- Written exercise
What number of lines contain the word "JSON"? Reply with the number and nothing else.

Entries from a dataset
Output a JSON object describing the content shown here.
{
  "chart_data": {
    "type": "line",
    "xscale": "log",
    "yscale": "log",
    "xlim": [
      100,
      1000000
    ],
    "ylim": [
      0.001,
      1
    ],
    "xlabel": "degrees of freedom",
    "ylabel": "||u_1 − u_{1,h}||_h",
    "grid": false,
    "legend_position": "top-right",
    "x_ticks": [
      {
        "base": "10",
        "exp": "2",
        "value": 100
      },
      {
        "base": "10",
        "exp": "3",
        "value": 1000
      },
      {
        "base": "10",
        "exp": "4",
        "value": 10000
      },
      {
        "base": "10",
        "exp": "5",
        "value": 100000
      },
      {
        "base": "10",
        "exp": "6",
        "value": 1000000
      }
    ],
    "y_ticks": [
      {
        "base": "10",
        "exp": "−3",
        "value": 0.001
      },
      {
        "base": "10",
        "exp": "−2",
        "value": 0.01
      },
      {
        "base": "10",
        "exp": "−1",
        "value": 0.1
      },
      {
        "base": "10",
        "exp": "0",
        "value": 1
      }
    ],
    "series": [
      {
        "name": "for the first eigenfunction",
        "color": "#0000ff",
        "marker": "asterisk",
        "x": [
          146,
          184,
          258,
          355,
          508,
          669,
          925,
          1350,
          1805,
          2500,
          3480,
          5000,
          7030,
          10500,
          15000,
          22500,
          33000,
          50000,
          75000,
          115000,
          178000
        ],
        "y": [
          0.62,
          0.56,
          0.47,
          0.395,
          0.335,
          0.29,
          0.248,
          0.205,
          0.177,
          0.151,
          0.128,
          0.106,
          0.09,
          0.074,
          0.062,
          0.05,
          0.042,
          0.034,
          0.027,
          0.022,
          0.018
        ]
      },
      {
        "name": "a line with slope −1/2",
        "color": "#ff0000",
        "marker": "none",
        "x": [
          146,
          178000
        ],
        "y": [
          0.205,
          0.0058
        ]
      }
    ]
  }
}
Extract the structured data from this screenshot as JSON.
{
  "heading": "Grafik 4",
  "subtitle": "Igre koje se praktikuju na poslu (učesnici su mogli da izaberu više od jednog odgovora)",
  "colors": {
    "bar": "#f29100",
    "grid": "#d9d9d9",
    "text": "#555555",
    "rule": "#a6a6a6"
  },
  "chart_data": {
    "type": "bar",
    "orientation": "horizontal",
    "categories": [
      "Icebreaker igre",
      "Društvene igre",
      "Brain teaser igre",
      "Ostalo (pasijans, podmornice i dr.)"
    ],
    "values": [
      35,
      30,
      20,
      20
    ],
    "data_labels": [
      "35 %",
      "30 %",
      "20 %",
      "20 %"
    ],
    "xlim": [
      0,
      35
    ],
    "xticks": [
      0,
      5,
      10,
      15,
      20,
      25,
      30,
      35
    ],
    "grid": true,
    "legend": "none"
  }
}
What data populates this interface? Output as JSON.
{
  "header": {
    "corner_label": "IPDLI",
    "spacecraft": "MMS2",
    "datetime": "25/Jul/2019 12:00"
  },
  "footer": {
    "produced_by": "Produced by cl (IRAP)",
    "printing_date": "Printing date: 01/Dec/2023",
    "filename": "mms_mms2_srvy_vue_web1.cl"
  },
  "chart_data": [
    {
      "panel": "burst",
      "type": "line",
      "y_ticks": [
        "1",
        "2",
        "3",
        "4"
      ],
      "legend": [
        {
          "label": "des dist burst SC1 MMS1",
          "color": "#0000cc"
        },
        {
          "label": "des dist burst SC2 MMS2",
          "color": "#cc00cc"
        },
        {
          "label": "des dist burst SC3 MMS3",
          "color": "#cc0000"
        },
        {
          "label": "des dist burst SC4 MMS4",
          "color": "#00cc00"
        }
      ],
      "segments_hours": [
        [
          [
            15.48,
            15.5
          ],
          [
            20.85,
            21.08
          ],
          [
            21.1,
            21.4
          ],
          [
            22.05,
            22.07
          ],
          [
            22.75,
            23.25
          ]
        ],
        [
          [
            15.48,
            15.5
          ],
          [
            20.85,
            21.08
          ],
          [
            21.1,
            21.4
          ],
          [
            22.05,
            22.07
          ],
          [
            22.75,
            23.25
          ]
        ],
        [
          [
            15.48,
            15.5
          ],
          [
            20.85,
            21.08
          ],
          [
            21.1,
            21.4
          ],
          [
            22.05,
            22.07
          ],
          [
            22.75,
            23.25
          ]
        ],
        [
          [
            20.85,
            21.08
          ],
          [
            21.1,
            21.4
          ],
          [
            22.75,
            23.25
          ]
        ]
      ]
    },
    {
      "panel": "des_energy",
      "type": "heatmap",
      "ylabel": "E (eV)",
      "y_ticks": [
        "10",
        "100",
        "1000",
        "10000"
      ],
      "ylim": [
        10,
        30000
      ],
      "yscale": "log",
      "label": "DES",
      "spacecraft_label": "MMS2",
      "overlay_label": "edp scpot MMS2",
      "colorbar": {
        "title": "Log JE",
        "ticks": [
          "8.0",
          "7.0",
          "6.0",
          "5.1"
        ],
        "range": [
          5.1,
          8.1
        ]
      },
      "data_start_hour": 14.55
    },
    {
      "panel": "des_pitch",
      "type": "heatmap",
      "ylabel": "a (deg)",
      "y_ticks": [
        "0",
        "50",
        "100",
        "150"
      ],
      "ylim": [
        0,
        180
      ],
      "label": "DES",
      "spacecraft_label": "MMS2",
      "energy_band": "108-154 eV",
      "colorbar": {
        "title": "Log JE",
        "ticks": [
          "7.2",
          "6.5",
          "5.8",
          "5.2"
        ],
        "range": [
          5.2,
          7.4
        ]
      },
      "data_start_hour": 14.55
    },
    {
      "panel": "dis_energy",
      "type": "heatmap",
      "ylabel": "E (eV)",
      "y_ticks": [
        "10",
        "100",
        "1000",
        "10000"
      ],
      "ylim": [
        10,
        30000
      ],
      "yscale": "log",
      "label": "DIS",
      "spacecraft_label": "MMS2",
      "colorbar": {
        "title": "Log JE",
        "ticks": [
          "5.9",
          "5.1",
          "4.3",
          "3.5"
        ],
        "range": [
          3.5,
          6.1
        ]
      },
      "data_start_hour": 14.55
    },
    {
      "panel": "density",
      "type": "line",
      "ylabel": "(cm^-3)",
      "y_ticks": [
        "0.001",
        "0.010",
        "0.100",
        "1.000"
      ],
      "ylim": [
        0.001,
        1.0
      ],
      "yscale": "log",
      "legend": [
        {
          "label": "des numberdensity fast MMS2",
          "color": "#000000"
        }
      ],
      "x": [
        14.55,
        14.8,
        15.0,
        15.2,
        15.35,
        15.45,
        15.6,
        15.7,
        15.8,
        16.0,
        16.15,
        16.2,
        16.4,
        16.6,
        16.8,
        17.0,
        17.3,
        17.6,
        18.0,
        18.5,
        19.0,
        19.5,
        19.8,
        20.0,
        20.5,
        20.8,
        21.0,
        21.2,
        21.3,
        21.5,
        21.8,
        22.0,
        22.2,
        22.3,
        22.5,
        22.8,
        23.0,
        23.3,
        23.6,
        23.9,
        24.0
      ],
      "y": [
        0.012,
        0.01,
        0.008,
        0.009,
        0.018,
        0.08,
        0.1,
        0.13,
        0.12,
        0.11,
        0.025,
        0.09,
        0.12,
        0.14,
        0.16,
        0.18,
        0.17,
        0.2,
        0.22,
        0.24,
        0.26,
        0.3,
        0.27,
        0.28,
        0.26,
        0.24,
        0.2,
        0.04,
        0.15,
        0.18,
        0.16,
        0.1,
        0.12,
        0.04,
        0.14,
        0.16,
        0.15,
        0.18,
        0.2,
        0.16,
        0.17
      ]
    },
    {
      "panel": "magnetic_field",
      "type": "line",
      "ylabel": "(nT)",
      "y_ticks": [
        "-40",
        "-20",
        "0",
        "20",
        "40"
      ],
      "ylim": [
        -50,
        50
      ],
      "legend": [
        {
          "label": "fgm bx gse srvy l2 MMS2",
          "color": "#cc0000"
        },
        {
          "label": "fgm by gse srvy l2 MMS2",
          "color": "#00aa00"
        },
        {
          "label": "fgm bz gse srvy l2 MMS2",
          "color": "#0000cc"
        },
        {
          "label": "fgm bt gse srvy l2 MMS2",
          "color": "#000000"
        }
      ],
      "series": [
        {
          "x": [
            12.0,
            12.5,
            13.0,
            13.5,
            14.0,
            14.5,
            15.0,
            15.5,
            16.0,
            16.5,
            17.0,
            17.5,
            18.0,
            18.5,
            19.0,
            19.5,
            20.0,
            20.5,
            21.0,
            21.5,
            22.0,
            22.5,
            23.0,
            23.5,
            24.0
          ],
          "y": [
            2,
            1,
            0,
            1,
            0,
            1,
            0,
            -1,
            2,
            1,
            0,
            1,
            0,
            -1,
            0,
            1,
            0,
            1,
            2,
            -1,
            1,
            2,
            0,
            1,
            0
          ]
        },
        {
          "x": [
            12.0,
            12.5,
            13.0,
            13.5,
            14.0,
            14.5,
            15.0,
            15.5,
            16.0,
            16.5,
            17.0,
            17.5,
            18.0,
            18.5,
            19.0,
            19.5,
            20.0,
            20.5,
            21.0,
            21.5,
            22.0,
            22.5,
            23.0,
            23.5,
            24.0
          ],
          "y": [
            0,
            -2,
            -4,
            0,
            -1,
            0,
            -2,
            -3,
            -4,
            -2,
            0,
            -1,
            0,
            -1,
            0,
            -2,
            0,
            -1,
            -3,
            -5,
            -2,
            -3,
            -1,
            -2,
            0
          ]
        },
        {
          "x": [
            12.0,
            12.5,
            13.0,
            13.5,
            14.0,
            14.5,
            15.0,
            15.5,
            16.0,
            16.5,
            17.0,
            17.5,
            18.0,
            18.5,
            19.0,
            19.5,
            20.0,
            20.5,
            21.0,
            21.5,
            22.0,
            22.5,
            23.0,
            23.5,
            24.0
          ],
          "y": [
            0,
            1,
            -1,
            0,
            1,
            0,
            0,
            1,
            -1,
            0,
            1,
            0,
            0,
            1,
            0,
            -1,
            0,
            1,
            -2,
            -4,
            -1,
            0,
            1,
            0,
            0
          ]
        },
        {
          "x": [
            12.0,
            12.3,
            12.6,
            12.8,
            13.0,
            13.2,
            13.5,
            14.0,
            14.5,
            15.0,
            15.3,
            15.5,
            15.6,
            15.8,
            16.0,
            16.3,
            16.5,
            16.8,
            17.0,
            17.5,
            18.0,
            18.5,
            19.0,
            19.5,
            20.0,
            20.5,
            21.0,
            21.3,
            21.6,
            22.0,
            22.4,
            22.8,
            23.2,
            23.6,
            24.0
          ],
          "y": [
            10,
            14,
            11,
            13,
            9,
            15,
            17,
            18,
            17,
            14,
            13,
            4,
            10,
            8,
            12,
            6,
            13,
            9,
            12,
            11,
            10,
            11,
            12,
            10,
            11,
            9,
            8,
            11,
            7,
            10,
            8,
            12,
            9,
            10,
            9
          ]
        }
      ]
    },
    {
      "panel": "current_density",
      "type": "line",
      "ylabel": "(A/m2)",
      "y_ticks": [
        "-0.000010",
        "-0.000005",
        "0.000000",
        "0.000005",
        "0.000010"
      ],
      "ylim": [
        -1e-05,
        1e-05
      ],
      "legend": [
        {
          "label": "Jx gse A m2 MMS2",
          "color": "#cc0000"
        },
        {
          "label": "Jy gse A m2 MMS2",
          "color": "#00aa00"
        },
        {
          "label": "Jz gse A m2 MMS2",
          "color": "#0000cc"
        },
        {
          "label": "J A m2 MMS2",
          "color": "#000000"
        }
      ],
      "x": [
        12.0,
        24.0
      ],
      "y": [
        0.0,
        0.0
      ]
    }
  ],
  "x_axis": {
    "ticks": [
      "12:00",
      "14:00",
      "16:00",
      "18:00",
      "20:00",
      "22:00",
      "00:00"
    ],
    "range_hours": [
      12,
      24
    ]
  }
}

- The reply
3